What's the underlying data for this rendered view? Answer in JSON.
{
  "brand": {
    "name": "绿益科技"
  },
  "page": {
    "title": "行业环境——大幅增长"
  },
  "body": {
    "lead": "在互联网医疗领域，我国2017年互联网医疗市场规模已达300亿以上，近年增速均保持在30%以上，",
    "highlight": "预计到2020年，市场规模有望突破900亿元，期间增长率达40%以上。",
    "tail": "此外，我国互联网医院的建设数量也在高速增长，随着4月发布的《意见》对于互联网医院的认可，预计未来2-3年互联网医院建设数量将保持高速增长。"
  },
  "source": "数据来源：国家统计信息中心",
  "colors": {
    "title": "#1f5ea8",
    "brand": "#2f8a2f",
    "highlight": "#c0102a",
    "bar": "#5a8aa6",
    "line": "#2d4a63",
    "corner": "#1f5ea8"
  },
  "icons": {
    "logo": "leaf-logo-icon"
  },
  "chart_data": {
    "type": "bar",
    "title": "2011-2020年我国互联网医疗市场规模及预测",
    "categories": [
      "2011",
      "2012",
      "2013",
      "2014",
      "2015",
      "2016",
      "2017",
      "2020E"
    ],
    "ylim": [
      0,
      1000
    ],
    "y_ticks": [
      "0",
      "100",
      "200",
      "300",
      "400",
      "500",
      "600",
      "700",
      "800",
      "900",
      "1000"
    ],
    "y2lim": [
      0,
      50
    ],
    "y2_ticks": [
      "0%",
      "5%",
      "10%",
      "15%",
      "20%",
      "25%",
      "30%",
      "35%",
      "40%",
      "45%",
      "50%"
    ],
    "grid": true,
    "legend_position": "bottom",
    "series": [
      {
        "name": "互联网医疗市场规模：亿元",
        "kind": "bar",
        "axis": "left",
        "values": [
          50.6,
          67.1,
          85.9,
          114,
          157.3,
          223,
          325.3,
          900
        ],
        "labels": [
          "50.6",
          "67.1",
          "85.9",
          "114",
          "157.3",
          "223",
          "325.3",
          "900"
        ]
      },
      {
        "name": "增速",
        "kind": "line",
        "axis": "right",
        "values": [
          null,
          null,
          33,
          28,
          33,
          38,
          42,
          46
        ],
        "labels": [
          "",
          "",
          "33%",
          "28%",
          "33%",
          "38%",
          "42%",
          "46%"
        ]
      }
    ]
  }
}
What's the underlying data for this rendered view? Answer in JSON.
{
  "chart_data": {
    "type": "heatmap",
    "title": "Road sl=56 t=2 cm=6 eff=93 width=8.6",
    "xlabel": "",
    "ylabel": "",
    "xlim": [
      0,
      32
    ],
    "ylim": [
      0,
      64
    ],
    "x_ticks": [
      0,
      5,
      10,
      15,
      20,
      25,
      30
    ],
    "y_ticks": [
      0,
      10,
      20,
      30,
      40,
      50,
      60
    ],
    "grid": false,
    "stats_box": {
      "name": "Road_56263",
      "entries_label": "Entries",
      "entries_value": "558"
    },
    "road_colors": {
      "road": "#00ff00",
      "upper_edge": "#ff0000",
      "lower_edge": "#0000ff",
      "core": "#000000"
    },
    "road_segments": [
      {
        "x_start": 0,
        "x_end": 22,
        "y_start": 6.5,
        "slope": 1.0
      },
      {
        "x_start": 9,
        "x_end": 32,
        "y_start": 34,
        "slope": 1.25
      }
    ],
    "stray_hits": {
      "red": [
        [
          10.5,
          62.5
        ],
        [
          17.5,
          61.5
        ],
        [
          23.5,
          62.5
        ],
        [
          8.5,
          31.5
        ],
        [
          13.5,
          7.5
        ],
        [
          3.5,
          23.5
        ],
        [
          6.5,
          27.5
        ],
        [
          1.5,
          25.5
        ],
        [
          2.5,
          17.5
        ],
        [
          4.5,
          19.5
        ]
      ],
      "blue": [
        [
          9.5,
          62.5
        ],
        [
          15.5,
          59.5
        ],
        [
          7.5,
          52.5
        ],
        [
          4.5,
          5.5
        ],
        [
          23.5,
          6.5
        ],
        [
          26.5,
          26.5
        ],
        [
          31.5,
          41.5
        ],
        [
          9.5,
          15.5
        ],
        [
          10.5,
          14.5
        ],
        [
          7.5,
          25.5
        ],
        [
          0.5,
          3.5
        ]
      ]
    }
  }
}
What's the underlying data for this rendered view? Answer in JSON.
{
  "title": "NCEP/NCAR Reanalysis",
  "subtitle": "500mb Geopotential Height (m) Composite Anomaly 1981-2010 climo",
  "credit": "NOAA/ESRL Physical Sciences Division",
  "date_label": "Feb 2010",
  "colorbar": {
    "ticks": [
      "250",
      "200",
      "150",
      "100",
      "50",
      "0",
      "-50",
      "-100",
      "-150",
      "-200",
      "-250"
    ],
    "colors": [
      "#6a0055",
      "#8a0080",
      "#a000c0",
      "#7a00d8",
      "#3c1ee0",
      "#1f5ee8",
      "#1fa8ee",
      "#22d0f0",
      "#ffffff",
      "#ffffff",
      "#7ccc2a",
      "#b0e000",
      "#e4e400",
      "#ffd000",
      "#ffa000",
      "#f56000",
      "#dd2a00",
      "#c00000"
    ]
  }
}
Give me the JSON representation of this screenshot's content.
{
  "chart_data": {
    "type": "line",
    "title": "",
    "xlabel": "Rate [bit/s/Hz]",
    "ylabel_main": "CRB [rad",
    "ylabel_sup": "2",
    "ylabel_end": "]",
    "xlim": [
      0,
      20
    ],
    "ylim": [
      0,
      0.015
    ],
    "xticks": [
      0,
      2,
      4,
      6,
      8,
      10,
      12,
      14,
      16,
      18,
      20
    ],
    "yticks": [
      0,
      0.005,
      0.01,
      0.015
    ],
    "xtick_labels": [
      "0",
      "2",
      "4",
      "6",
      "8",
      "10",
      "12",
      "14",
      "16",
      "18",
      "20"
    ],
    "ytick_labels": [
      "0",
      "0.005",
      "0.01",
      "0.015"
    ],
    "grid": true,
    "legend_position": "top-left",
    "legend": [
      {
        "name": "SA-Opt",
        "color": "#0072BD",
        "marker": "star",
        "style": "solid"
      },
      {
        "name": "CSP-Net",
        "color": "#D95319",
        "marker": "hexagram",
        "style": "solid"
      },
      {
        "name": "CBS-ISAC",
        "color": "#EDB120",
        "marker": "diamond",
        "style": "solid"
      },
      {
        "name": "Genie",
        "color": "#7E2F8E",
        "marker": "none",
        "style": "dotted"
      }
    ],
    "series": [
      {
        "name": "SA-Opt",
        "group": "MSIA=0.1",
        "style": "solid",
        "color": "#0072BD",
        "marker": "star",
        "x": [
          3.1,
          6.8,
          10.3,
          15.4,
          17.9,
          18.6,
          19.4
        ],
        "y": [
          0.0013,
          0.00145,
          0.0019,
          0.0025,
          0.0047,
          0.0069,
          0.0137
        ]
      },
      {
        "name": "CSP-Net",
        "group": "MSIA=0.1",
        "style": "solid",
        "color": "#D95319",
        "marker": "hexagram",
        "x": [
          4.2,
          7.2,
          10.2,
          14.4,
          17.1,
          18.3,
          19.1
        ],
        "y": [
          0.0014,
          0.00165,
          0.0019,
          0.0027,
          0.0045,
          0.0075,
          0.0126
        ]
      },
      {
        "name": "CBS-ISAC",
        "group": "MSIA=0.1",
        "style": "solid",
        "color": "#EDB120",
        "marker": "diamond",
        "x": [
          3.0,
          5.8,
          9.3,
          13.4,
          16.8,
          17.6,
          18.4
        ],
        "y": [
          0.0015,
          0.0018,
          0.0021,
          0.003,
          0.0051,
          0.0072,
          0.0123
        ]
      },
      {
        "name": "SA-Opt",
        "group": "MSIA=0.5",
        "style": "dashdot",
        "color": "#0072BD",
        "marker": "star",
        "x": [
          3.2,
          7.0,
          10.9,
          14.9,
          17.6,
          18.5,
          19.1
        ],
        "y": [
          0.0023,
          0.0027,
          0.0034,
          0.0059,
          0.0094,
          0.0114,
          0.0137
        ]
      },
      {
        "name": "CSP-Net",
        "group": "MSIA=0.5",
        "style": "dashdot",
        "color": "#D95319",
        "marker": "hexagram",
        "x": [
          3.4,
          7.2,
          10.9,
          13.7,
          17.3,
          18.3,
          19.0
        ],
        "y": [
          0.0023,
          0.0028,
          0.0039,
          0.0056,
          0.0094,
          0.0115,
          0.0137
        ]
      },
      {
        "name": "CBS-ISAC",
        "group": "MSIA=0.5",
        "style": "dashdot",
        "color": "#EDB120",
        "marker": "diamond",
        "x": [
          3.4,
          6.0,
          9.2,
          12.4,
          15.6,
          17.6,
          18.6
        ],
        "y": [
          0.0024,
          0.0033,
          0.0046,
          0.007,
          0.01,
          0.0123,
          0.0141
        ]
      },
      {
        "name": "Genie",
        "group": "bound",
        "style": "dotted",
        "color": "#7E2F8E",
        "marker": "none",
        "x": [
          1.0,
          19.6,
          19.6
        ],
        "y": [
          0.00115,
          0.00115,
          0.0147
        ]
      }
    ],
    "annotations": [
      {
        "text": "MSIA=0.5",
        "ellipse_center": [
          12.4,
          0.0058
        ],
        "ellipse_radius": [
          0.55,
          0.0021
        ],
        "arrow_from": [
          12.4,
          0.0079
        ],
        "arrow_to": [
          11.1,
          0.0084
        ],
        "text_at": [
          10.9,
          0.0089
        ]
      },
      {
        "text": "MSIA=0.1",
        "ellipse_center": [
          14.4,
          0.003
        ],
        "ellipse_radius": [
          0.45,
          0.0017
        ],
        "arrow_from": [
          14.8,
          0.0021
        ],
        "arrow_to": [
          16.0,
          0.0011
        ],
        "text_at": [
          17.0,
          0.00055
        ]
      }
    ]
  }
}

● **GOAL**
Look above for every line with the word "highlight" and copy it.

● **TASK OUTPUT**
    "highlight": "预计到2020年，市场规模有望突破900亿元，期间增长率达40%以上。",
    "highlight": "#c0102a",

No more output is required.